Instruction:
How would the piece on Amare Stoudemire's return to the Knicks go on past its last sentence? Carry it forward in the same voice.

No one can convince me that Melo, the man many loved to hate a year ago, can buy in and make his teammates better...mainly via trust...and Amare can't. Amare has shown nothing in New York if not the ability to defer to the team concept. He's a leader. If you want to tell me that STAT and Melo have chemistry issues when it comes to their floor games, maybe you have something. If you want to tell me that they might have some trouble sharing the leadership voice and the spot as the "face of the franchise," I might buy it...begrudgingly. If you want to tell me that STAT coming back is going to hurt the Knicks because he hasn't bought in, or that his game is hopelessly flawed...I'll just point you back to whatever people were writing last season when Melo was out and Jeremy Lin was going off.
I've always been a big Amare fan...since Phoenix. I love the guy. I love his heart, his versatility and his personality. He's probably not the face of the franchise that he was when he first signed up, but he's 1a. His leadership in that first training camp had a new attitude in effect and the team came out competing hard every night. In the lead up to the Melo trade people were up in arms about giving up so many good young players, but the fact is those guys weren't as good as they performed for the Knicks until Amare Stoudemire became the anchor and the leader. When he comes back, and it seems his return is imminent, he's going to fill right in on the 2nd unit, make it his own, and dominate the league from the bench. He'll be on the floor in big moments, and so we'll have to see how he and Melo work things out, but Jason Kidd knows better than anyone alive, perhaps, how to do that. If you can't believe that, you haven't been watching this season.

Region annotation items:
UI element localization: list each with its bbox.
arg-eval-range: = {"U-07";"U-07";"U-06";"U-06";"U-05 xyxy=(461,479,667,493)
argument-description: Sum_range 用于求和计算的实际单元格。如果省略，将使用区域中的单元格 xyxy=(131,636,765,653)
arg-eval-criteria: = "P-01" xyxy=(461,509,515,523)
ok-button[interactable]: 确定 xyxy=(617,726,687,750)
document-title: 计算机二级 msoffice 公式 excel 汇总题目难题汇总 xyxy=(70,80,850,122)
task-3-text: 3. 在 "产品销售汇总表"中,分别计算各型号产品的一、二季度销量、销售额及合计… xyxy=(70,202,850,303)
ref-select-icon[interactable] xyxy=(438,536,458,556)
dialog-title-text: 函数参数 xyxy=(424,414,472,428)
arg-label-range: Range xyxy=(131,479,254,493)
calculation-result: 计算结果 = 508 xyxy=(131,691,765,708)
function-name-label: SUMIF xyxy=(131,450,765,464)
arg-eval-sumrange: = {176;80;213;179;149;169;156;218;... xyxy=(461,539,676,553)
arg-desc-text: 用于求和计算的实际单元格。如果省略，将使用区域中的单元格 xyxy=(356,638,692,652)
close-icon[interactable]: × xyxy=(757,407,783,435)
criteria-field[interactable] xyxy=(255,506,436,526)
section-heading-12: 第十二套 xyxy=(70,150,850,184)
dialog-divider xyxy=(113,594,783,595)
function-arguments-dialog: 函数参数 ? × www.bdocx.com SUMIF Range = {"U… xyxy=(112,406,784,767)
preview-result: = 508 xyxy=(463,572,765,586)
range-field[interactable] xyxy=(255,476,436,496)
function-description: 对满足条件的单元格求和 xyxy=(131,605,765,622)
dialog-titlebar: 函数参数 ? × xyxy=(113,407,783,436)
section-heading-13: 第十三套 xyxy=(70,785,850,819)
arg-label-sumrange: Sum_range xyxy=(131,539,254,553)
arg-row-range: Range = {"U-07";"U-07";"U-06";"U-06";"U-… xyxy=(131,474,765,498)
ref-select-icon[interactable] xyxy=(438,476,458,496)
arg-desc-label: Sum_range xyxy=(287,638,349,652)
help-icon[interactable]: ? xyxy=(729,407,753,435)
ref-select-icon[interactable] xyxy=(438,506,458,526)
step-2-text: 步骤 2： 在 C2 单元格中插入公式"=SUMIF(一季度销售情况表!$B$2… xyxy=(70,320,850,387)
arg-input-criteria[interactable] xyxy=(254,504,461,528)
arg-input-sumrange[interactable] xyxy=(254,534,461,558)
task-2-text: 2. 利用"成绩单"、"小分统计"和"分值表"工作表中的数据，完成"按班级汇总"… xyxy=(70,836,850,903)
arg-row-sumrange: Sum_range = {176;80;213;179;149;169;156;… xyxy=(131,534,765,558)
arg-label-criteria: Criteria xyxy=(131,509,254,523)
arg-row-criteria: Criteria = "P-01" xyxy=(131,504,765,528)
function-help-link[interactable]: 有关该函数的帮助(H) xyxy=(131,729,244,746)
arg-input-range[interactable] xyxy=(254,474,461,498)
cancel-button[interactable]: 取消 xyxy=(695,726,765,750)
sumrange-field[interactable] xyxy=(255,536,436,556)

Result of the task:
Melo is the MVP of the league so far. He might end up being the MVP at the end of the season too. He won't get there unless Amare comes back to drop 15-20 points and grab at least 8 rebounds. He'll wear down from the heavy load, and we've already seen what kind of beating he's taking 23 games in. Sheed won't hold up and he's already out again from bearing too much of the post burden. If Amare is energized and healthy (as healthy as he can be in 2012), he's going to be a dominant force whose greatest importance won't be measured in his own statistics, but in the share of the burden he can carry in this new team concept.